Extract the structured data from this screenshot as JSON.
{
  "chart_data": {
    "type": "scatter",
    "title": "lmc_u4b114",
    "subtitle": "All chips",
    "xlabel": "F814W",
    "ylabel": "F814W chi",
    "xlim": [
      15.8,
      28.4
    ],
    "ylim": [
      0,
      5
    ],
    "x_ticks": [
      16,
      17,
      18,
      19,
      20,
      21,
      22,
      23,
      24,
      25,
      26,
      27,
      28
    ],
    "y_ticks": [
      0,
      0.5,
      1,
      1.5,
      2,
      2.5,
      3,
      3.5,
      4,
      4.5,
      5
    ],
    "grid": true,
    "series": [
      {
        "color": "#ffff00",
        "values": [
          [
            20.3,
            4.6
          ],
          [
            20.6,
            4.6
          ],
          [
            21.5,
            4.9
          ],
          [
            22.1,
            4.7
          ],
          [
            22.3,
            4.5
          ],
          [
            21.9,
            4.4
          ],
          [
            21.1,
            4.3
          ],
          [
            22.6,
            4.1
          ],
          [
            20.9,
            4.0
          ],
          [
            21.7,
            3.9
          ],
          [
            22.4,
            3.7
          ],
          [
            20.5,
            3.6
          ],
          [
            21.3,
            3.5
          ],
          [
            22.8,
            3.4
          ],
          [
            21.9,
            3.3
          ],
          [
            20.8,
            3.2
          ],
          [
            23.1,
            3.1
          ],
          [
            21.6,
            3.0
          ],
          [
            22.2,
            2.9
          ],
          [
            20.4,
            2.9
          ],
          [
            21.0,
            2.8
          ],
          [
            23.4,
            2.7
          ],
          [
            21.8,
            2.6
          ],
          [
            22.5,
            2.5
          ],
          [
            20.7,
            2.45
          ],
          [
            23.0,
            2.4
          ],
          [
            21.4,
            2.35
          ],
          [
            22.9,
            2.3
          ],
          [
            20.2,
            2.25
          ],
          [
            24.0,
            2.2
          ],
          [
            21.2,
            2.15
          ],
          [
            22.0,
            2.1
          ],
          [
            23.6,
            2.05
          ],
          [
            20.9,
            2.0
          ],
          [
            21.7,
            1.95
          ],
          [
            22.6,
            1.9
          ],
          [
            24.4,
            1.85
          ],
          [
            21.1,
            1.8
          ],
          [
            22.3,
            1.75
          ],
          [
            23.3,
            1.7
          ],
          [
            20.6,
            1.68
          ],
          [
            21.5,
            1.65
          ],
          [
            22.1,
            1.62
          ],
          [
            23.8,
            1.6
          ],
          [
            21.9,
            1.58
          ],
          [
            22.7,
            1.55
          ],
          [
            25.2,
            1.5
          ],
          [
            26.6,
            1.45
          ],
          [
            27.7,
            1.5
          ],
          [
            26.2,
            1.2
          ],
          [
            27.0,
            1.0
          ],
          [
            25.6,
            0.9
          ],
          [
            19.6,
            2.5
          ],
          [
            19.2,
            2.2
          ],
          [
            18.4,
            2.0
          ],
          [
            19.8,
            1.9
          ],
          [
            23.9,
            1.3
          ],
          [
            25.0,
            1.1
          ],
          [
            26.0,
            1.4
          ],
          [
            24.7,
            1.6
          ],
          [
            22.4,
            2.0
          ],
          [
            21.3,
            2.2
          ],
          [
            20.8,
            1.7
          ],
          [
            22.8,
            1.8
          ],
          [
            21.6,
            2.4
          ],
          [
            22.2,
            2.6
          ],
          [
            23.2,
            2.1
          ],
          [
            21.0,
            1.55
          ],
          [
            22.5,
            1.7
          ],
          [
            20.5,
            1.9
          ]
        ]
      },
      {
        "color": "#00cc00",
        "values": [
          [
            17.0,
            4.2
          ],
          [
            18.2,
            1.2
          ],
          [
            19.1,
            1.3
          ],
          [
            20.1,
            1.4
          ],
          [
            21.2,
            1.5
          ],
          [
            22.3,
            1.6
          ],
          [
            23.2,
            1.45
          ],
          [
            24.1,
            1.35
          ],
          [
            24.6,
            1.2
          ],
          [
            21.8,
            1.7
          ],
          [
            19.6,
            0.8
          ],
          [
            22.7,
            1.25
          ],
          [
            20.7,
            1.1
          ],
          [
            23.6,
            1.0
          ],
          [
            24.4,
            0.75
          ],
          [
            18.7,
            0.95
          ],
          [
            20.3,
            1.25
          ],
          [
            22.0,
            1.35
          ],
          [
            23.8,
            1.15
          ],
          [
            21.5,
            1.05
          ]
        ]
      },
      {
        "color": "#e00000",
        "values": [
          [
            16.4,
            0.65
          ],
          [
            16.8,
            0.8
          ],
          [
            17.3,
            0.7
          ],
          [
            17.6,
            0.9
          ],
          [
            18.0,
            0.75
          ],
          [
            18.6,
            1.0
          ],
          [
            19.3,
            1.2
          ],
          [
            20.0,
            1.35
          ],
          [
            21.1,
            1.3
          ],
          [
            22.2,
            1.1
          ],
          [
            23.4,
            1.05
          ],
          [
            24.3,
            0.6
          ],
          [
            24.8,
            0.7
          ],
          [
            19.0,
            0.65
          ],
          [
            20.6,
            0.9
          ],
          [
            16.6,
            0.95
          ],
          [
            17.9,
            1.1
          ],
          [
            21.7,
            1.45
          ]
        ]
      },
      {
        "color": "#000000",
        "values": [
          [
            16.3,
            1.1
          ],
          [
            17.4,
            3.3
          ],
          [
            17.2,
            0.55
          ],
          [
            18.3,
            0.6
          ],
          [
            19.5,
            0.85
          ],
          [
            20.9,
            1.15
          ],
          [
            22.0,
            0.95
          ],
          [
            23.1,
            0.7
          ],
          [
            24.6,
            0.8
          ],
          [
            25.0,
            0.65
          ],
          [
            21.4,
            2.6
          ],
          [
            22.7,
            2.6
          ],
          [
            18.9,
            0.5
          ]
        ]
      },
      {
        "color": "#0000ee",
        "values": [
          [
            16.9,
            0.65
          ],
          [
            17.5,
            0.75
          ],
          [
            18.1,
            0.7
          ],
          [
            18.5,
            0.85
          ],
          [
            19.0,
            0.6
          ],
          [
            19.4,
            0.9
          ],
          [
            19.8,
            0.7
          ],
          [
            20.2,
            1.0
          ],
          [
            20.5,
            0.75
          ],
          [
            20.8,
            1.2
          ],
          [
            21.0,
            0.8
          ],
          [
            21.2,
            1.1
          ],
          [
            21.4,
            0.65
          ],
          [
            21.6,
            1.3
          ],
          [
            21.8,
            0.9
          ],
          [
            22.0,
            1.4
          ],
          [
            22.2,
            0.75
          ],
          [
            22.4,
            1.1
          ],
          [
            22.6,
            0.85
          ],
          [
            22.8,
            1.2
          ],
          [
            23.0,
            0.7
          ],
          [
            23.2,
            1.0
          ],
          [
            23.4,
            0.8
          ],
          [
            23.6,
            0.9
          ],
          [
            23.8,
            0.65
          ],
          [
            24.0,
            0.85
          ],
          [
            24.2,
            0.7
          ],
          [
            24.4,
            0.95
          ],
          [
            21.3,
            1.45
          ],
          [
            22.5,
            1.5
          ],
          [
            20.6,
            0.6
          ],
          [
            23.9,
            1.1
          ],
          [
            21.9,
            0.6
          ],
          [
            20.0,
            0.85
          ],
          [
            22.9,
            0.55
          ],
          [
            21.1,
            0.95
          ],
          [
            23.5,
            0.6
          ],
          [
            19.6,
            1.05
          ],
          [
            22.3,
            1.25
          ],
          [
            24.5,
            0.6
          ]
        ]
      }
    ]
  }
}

§ **Task to complete**:
Please quote the records above exactly, without skipping a line.

§ **Exercise response**:
Extract the structured data from this screenshot as JSON.
{
  "chart_data": {
    "type": "scatter",
    "title": "lmc_u4b114",
    "subtitle": "All chips",
    "xlabel": "F814W",
    "ylabel": "F814W chi",
    "xlim": [
      15.8,
      28.4
    ],
    "ylim": [
      0,
      5
    ],
    "x_ticks": [
      16,
      17,
      18,
      19,
      20,
      21,
      22,
      23,
      24,
      25,
      26,
      27,
      28
    ],
    "y_ticks": [
      0,
      0.5,
      1,
      1.5,
      2,
      2.5,
      3,
      3.5,
      4,
      4.5,
      5
    ],
    "grid": true,
    "series": [
      {
        "color": "#ffff00",
        "values": [
          [
            20.3,
            4.6
          ],
          [
            20.6,
            4.6
          ],
          [
            21.5,
            4.9
          ],
          [
            22.1,
            4.7
          ],
          [
            22.3,
            4.5
          ],
          [
            21.9,
            4.4
          ],
          [
            21.1,
            4.3
          ],
          [
            22.6,
            4.1
          ],
          [
            20.9,
            4.0
          ],
          [
            21.7,
            3.9
          ],
          [
            22.4,
            3.7
          ],
          [
            20.5,
            3.6
          ],
          [
            21.3,
            3.5
          ],
          [
            22.8,
            3.4
          ],
          [
            21.9,
            3.3
          ],
          [
            20.8,
            3.2
          ],
          [
            23.1,
            3.1
          ],
          [
            21.6,
            3.0
          ],
          [
            22.2,
            2.9
          ],
          [
            20.4,
            2.9
          ],
          [
            21.0,
            2.8
          ],
          [
            23.4,
            2.7
          ],
          [
            21.8,
            2.6
          ],
          [
            22.5,
            2.5
          ],
          [
            20.7,
            2.45
          ],
          [
            23.0,
            2.4
          ],
          [
            21.4,
            2.35
          ],
          [
            22.9,
            2.3
          ],
          [
            20.2,
            2.25
          ],
          [
            24.0,
            2.2
          ],
          [
            21.2,
            2.15
          ],
          [
            22.0,
            2.1
          ],
          [
            23.6,
            2.05
          ],
          [
            20.9,
            2.0
          ],
          [
            21.7,
            1.95
          ],
          [
            22.6,
            1.9
          ],
          [
            24.4,
            1.85
          ],
          [
            21.1,
            1.8
          ],
          [
            22.3,
            1.75
          ],
          [
            23.3,
            1.7
          ],
          [
            20.6,
            1.68
          ],
          [
            21.5,
            1.65
          ],
          [
            22.1,
            1.62
          ],
          [
            23.8,
            1.6
          ],
          [
            21.9,
            1.58
          ],
          [
            22.7,
            1.55
          ],
          [
            25.2,
            1.5
          ],
          [
            26.6,
            1.45
          ],
          [
            27.7,
            1.5
          ],
          [
            26.2,
            1.2
          ],
          [
            27.0,
            1.0
          ],
          [
            25.6,
            0.9
          ],
          [
            19.6,
            2.5
          ],
          [
            19.2,
            2.2
          ],
          [
            18.4,
            2.0
          ],
          [
            19.8,
            1.9
          ],
          [
            23.9,
            1.3
          ],
          [
            25.0,
            1.1
          ],
          [
            26.0,
            1.4
          ],
          [
            24.7,
            1.6
          ],
          [
            22.4,
            2.0
          ],
          [
            21.3,
            2.2
          ],
          [
            20.8,
            1.7
          ],
          [
            22.8,
            1.8
          ],
          [
            21.6,
            2.4
          ],
          [
            22.2,
            2.6
          ],
          [
            23.2,
            2.1
          ],
          [
            21.0,
            1.55
          ],
          [
            22.5,
            1.7
          ],
          [
            20.5,
            1.9
          ]
        ]
      },
      {
        "color": "#00cc00",
        "values": [
          [
            17.0,
            4.2
          ],
          [
            18.2,
            1.2
          ],
          [
            19.1,
            1.3
          ],
          [
            20.1,
            1.4
          ],
          [
            21.2,
            1.5
          ],
          [
            22.3,
            1.6
          ],
          [
            23.2,
            1.45
          ],
          [
            24.1,
            1.35
          ],
          [
            24.6,
            1.2
          ],
          [
            21.8,
            1.7
          ],
          [
            19.6,
            0.8
          ],
          [
            22.7,
            1.25
          ],
          [
            20.7,
            1.1
          ],
          [
            23.6,
            1.0
          ],
          [
            24.4,
            0.75
          ],
          [
            18.7,
            0.95
          ],
          [
            20.3,
            1.25
          ],
          [
            22.0,
            1.35
          ],
          [
            23.8,
            1.15
          ],
          [
            21.5,
            1.05
          ]
        ]
      },
      {
        "color": "#e00000",
        "values": [
          [
            16.4,
            0.65
          ],
          [
            16.8,
            0.8
          ],
          [
            17.3,
            0.7
          ],
          [
            17.6,
            0.9
          ],
          [
            18.0,
            0.75
          ],
          [
            18.6,
            1.0
          ],
          [
            19.3,
            1.2
          ],
          [
            20.0,
            1.35
          ],
          [
            21.1,
            1.3
          ],
          [
            22.2,
            1.1
          ],
          [
            23.4,
            1.05
          ],
          [
            24.3,
            0.6
          ],
          [
            24.8,
            0.7
          ],
          [
            19.0,
            0.65
          ],
          [
            20.6,
            0.9
          ],
          [
            16.6,
            0.95
          ],
          [
            17.9,
            1.1
          ],
          [
            21.7,
            1.45
          ]
        ]
      },
      {
        "color": "#000000",
        "values": [
          [
            16.3,
            1.1
          ],
          [
            17.4,
            3.3
          ],
          [
            17.2,
            0.55
          ],
          [
            18.3,
            0.6
          ],
          [
            19.5,
            0.85
          ],
          [
            20.9,
            1.15
          ],
          [
            22.0,
            0.95
          ],
          [
            23.1,
            0.7
          ],
          [
            24.6,
            0.8
          ],
          [
            25.0,
            0.65
          ],
          [
            21.4,
            2.6
          ],
          [
            22.7,
            2.6
          ],
          [
            18.9,
            0.5
          ]
        ]
      },
      {
        "color": "#0000ee",
        "values": [
          [
            16.9,
            0.65
          ],
          [
            17.5,
            0.75
          ],
          [
            18.1,
            0.7
          ],
          [
            18.5,
            0.85
          ],
          [
            19.0,
            0.6
          ],
          [
            19.4,
            0.9
          ],
          [
            19.8,
            0.7
          ],
          [
            20.2,
            1.0
          ],
          [
            20.5,
            0.75
          ],
          [
            20.8,
            1.2
          ],
          [
            21.0,
            0.8
          ],
          [
            21.2,
            1.1
          ],
          [
            21.4,
            0.65
          ],
          [
            21.6,
            1.3
          ],
          [
            21.8,
            0.9
          ],
          [
            22.0,
            1.4
          ],
          [
            22.2,
            0.75
          ],
          [
            22.4,
            1.1
          ],
          [
            22.6,
            0.85
          ],
          [
            22.8,
            1.2
          ],
          [
            23.0,
            0.7
          ],
          [
            23.2,
            1.0
          ],
          [
            23.4,
            0.8
          ],
          [
            23.6,
            0.9
          ],
          [
            23.8,
            0.65
          ],
          [
            24.0,
            0.85
          ],
          [
            24.2,
            0.7
          ],
          [
            24.4,
            0.95
          ],
          [
            21.3,
            1.45
          ],
          [
            22.5,
            1.5
          ],
          [
            20.6,
            0.6
          ],
          [
            23.9,
            1.1
          ],
          [
            21.9,
            0.6
          ],
          [
            20.0,
            0.85
          ],
          [
            22.9,
            0.55
          ],
          [
            21.1,
            0.95
          ],
          [
            23.5,
            0.6
          ],
          [
            19.6,
            1.05
          ],
          [
            22.3,
            1.25
          ],
          [
            24.5,
            0.6
          ]
        ]
      }
    ]
  }
}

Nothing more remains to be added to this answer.